> _Stated exercise_:
Extract each line of the records below that contains the word "color".
┄┄┄┄┄┄┄┄┄┄
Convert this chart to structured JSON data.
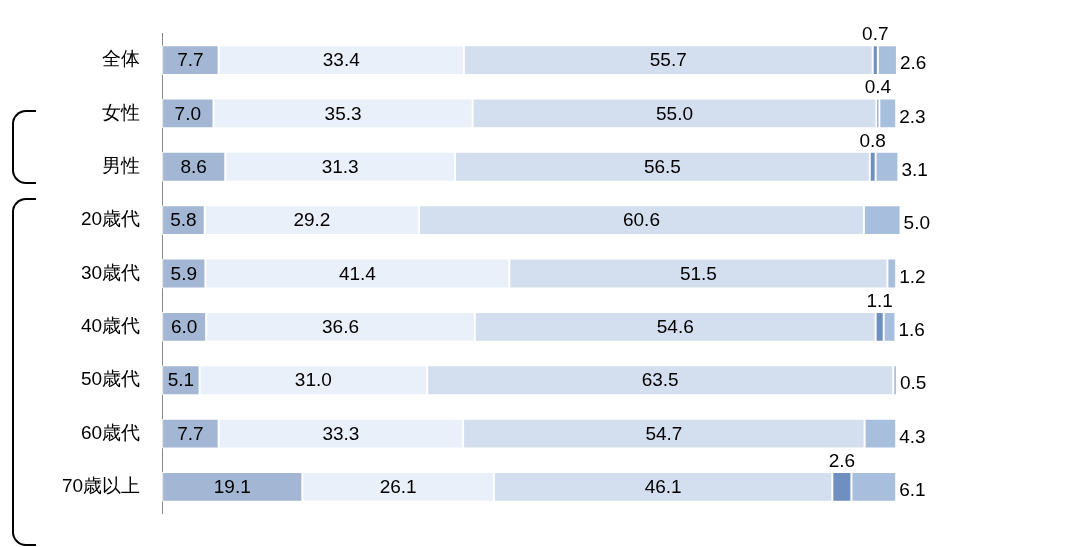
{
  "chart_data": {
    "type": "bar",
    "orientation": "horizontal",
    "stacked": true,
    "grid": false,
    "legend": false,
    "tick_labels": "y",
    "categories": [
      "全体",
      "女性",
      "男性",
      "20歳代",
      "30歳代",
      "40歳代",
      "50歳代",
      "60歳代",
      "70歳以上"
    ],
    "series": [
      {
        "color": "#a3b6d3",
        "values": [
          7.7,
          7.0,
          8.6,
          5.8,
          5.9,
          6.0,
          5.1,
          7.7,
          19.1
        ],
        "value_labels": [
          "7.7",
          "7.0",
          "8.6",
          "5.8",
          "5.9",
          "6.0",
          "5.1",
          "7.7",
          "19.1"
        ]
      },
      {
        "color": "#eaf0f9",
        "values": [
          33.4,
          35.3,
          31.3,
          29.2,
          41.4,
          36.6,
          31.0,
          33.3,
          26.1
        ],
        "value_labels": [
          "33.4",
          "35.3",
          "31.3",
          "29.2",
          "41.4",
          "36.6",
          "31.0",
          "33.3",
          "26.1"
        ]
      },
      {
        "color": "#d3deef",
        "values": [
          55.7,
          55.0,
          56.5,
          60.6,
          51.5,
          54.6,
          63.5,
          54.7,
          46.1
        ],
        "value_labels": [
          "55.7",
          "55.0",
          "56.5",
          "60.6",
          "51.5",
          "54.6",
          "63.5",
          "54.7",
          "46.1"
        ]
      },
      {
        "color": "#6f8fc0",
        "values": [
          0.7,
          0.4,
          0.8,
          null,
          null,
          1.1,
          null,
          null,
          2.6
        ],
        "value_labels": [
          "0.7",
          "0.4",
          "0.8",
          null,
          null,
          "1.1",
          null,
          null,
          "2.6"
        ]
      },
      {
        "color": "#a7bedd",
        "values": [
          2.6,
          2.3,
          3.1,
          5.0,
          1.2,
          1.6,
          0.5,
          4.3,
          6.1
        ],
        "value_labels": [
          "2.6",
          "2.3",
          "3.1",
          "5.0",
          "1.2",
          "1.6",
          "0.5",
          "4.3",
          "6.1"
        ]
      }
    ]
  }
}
┄┄┄┄┄┄┄┄┄┄
> _Expected answer_:
        "color": "#a3b6d3",
        "color": "#eaf0f9",
        "color": "#d3deef",
        "color": "#6f8fc0",
        "color": "#a7bedd",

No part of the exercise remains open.